[WORK INSTRUCTIONS]:
Please quote every line word for word.

[RECORD EXTRACTS]:
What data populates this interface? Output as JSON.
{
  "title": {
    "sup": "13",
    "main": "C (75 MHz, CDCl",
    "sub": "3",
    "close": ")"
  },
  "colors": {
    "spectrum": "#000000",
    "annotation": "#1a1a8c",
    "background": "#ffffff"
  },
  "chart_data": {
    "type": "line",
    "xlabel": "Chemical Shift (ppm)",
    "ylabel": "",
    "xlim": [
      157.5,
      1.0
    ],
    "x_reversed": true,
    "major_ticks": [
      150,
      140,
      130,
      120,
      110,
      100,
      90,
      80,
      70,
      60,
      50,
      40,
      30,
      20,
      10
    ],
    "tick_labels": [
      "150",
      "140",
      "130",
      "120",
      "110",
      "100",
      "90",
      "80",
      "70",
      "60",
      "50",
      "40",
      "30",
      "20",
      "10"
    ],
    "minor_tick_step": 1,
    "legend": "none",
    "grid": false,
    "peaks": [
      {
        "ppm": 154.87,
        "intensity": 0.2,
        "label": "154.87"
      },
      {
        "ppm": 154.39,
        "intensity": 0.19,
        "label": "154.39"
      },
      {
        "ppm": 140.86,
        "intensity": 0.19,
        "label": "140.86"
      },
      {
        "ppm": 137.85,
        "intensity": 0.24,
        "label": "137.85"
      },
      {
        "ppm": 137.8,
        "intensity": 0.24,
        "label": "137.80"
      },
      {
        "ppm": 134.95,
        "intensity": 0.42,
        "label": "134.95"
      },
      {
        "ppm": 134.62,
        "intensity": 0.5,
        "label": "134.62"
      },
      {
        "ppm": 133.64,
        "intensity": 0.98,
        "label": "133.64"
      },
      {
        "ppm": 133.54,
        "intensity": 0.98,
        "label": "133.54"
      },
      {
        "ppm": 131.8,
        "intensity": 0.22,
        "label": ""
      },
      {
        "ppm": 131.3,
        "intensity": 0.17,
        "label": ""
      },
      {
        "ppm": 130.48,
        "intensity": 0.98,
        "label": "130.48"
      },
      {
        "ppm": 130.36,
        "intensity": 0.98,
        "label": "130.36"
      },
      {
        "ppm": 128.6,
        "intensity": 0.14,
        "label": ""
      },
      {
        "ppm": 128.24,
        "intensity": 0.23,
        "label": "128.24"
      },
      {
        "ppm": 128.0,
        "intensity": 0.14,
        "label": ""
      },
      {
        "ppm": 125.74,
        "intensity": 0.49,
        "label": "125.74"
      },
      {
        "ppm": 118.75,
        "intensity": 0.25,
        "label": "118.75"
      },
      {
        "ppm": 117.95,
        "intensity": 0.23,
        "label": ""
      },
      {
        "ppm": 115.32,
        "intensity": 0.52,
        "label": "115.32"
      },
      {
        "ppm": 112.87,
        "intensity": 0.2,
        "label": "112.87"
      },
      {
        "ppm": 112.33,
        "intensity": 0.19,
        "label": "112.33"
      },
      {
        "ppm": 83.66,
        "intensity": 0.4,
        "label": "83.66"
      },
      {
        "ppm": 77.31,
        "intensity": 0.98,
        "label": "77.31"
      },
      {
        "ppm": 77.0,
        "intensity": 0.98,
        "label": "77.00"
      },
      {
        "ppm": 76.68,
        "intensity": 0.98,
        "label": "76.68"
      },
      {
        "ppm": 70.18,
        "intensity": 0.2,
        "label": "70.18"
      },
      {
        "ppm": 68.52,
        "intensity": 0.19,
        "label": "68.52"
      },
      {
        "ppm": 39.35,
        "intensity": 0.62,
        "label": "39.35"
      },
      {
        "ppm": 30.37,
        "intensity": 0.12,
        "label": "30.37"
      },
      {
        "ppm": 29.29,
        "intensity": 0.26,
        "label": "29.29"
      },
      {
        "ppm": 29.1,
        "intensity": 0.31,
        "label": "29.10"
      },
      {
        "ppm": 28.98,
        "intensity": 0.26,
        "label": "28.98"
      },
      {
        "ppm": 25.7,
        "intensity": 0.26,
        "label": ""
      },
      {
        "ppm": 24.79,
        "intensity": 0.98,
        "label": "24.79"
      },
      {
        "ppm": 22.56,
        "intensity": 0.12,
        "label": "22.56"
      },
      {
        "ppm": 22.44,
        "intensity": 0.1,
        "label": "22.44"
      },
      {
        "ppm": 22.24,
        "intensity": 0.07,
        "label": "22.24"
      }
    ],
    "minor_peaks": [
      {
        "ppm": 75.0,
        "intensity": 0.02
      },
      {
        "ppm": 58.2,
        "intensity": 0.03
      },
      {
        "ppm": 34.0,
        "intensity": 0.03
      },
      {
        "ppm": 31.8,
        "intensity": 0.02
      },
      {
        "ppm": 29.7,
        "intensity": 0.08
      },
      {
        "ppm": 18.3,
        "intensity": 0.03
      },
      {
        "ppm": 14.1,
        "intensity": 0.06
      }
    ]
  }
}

[ANSWER BELOW]:
What data populates this interface? Output as JSON.
{
  "title": {
    "sup": "13",
    "main": "C (75 MHz, CDCl",
    "sub": "3",
    "close": ")"
  },
  "colors": {
    "spectrum": "#000000",
    "annotation": "#1a1a8c",
    "background": "#ffffff"
  },
  "chart_data": {
    "type": "line",
    "xlabel": "Chemical Shift (ppm)",
    "ylabel": "",
    "xlim": [
      157.5,
      1.0
    ],
    "x_reversed": true,
    "major_ticks": [
      150,
      140,
      130,
      120,
      110,
      100,
      90,
      80,
      70,
      60,
      50,
      40,
      30,
      20,
      10
    ],
    "tick_labels": [
      "150",
      "140",
      "130",
      "120",
      "110",
      "100",
      "90",
      "80",
      "70",
      "60",
      "50",
      "40",
      "30",
      "20",
      "10"
    ],
    "minor_tick_step": 1,
    "legend": "none",
    "grid": false,
    "peaks": [
      {
        "ppm": 154.87,
        "intensity": 0.2,
        "label": "154.87"
      },
      {
        "ppm": 154.39,
        "intensity": 0.19,
        "label": "154.39"
      },
      {
        "ppm": 140.86,
        "intensity": 0.19,
        "label": "140.86"
      },
      {
        "ppm": 137.85,
        "intensity": 0.24,
        "label": "137.85"
      },
      {
        "ppm": 137.8,
        "intensity": 0.24,
        "label": "137.80"
      },
      {
        "ppm": 134.95,
        "intensity": 0.42,
        "label": "134.95"
      },
      {
        "ppm": 134.62,
        "intensity": 0.5,
        "label": "134.62"
      },
      {
        "ppm": 133.64,
        "intensity": 0.98,
        "label": "133.64"
      },
      {
        "ppm": 133.54,
        "intensity": 0.98,
        "label": "133.54"
      },
      {
        "ppm": 131.8,
        "intensity": 0.22,
        "label": ""
      },
      {
        "ppm": 131.3,
        "intensity": 0.17,
        "label": ""
      },
      {
        "ppm": 130.48,
        "intensity": 0.98,
        "label": "130.48"
      },
      {
        "ppm": 130.36,
        "intensity": 0.98,
        "label": "130.36"
      },
      {
        "ppm": 128.6,
        "intensity": 0.14,
        "label": ""
      },
      {
        "ppm": 128.24,
        "intensity": 0.23,
        "label": "128.24"
      },
      {
        "ppm": 128.0,
        "intensity": 0.14,
        "label": ""
      },
      {
        "ppm": 125.74,
        "intensity": 0.49,
        "label": "125.74"
      },
      {
        "ppm": 118.75,
        "intensity": 0.25,
        "label": "118.75"
      },
      {
        "ppm": 117.95,
        "intensity": 0.23,
        "label": ""
      },
      {
        "ppm": 115.32,
        "intensity": 0.52,
        "label": "115.32"
      },
      {
        "ppm": 112.87,
        "intensity": 0.2,
        "label": "112.87"
      },
      {
        "ppm": 112.33,
        "intensity": 0.19,
        "label": "112.33"
      },
      {
        "ppm": 83.66,
        "intensity": 0.4,
        "label": "83.66"
      },
      {
        "ppm": 77.31,
        "intensity": 0.98,
        "label": "77.31"
      },
      {
        "ppm": 77.0,
        "intensity": 0.98,
        "label": "77.00"
      },
      {
        "ppm": 76.68,
        "intensity": 0.98,
        "label": "76.68"
      },
      {
        "ppm": 70.18,
        "intensity": 0.2,
        "label": "70.18"
      },
      {
        "ppm": 68.52,
        "intensity": 0.19,
        "label": "68.52"
      },
      {
        "ppm": 39.35,
        "intensity": 0.62,
        "label": "39.35"
      },
      {
        "ppm": 30.37,
        "intensity": 0.12,
        "label": "30.37"
      },
      {
        "ppm": 29.29,
        "intensity": 0.26,
        "label": "29.29"
      },
      {
        "ppm": 29.1,
        "intensity": 0.31,
        "label": "29.10"
      },
      {
        "ppm": 28.98,
        "intensity": 0.26,
        "label": "28.98"
      },
      {
        "ppm": 25.7,
        "intensity": 0.26,
        "label": ""
      },
      {
        "ppm": 24.79,
        "intensity": 0.98,
        "label": "24.79"
      },
      {
        "ppm": 22.56,
        "intensity": 0.12,
        "label": "22.56"
      },
      {
        "ppm": 22.44,
        "intensity": 0.1,
        "label": "22.44"
      },
      {
        "ppm": 22.24,
        "intensity": 0.07,
        "label": "22.24"
      }
    ],
    "minor_peaks": [
      {
        "ppm": 75.0,
        "intensity": 0.02
      },
      {
        "ppm": 58.2,
        "intensity": 0.03
      },
      {
        "ppm": 34.0,
        "intensity": 0.03
      },
      {
        "ppm": 31.8,
        "intensity": 0.02
      },
      {
        "ppm": 29.7,
        "intensity": 0.08
      },
      {
        "ppm": 18.3,
        "intensity": 0.03
      },
      {
        "ppm": 14.1,
        "intensity": 0.06
      }
    ]
  }
}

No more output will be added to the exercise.